| Required task |
Of all the lines in this data, how many include "label"? Respond with the number only.

■ ■ ■ ■ ■

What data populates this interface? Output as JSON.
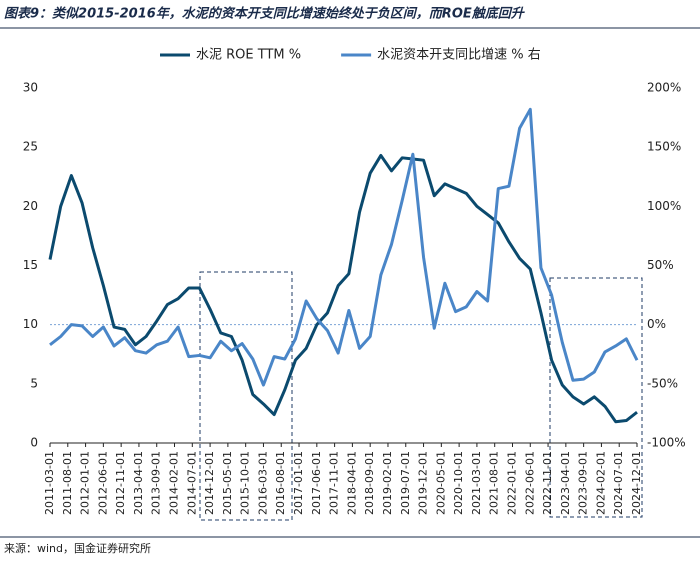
{
  "chart_data": {
    "type": "line",
    "title": "图表9：类似2015-2016年，水泥的资本开支同比增速始终处于负区间，而ROE触底回升",
    "source": "来源：wind，国金证券研究所",
    "x": [
      "2011-03-01",
      "2011-06-01",
      "2011-09-01",
      "2011-12-01",
      "2012-03-01",
      "2012-06-01",
      "2012-09-01",
      "2012-12-01",
      "2013-03-01",
      "2013-06-01",
      "2013-09-01",
      "2013-12-01",
      "2014-03-01",
      "2014-06-01",
      "2014-09-01",
      "2014-12-01",
      "2015-03-01",
      "2015-06-01",
      "2015-09-01",
      "2015-12-01",
      "2016-03-01",
      "2016-06-01",
      "2016-09-01",
      "2016-12-01",
      "2017-03-01",
      "2017-06-01",
      "2017-09-01",
      "2017-12-01",
      "2018-03-01",
      "2018-06-01",
      "2018-09-01",
      "2018-12-01",
      "2019-03-01",
      "2019-06-01",
      "2019-09-01",
      "2019-12-01",
      "2020-03-01",
      "2020-06-01",
      "2020-09-01",
      "2020-12-01",
      "2021-03-01",
      "2021-06-01",
      "2021-09-01",
      "2021-12-01",
      "2022-03-01",
      "2022-06-01",
      "2022-09-01",
      "2022-12-01",
      "2023-03-01",
      "2023-06-01",
      "2023-09-01",
      "2023-12-01",
      "2024-03-01",
      "2024-06-01",
      "2024-09-01",
      "2024-12-01"
    ],
    "xticks": [
      "2011-03-01",
      "2011-08-01",
      "2012-01-01",
      "2012-06-01",
      "2012-11-01",
      "2013-04-01",
      "2013-09-01",
      "2014-02-01",
      "2014-07-01",
      "2014-12-01",
      "2015-05-01",
      "2015-10-01",
      "2016-03-01",
      "2016-08-01",
      "2017-01-01",
      "2017-06-01",
      "2017-11-01",
      "2018-04-01",
      "2018-09-01",
      "2019-02-01",
      "2019-07-01",
      "2019-12-01",
      "2020-05-01",
      "2020-10-01",
      "2021-03-01",
      "2021-08-01",
      "2022-01-01",
      "2022-06-01",
      "2022-11-01",
      "2023-04-01",
      "2023-09-01",
      "2024-02-01",
      "2024-07-01",
      "2024-12-01"
    ],
    "series": [
      {
        "name": "水泥 ROE TTM %",
        "color": "#0b4a6e",
        "axis": "y",
        "values": [
          15.5,
          20,
          22.6,
          20.3,
          16.5,
          13.3,
          9.8,
          9.6,
          8.3,
          9,
          10.3,
          11.7,
          12.2,
          13.1,
          13.1,
          11.3,
          9.3,
          9,
          7,
          4.1,
          3.3,
          2.4,
          4.5,
          7,
          8,
          10,
          11,
          13.3,
          14.3,
          19.5,
          22.8,
          24.3,
          23,
          24.1,
          24,
          23.9,
          20.9,
          21.9,
          21.5,
          21.1,
          20,
          19.3,
          18.6,
          17,
          15.6,
          14.7,
          11,
          7,
          4.9,
          3.9,
          3.3,
          3.9,
          3.1,
          1.8,
          1.9,
          2.6
        ]
      },
      {
        "name": "水泥资本开支同比增速 % 右",
        "color": "#4a86c8",
        "axis": "y2",
        "values": [
          -17,
          -10,
          0,
          -1,
          -10,
          -2,
          -18,
          -11,
          -22,
          -24,
          -17,
          -14,
          -2,
          -27,
          -26,
          -28,
          -14,
          -22,
          -16,
          -29,
          -51,
          -27,
          -29,
          -12,
          20,
          5,
          -5,
          -24,
          12,
          -20,
          -10,
          42,
          68,
          105,
          144,
          57,
          -3,
          35,
          11,
          15,
          28,
          20,
          115,
          117,
          166,
          182,
          48,
          25,
          -15,
          -47,
          -46,
          -40,
          -23,
          -18,
          -12,
          -30
        ]
      }
    ],
    "ylim": [
      0,
      30
    ],
    "yticks": [
      0,
      5,
      10,
      15,
      20,
      25,
      30
    ],
    "y2lim": [
      -100,
      200
    ],
    "y2ticks": [
      {
        "value": -100,
        "label": "-100%"
      },
      {
        "value": -50,
        "label": "-50%"
      },
      {
        "value": 0,
        "label": "0%"
      },
      {
        "value": 50,
        "label": "50%"
      },
      {
        "value": 100,
        "label": "100%"
      },
      {
        "value": 150,
        "label": "150%"
      },
      {
        "value": 200,
        "label": "200%"
      }
    ],
    "reference_line_y2": 0,
    "legend": "top"
  }
}
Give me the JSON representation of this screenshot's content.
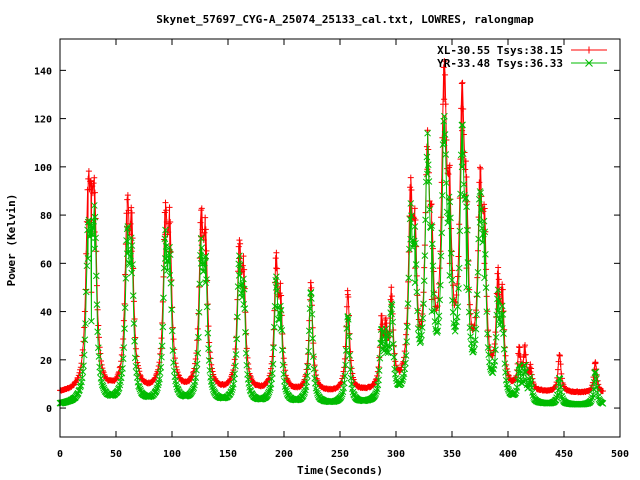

■ ■ ■ ■ ■

| Output of the exercise |
7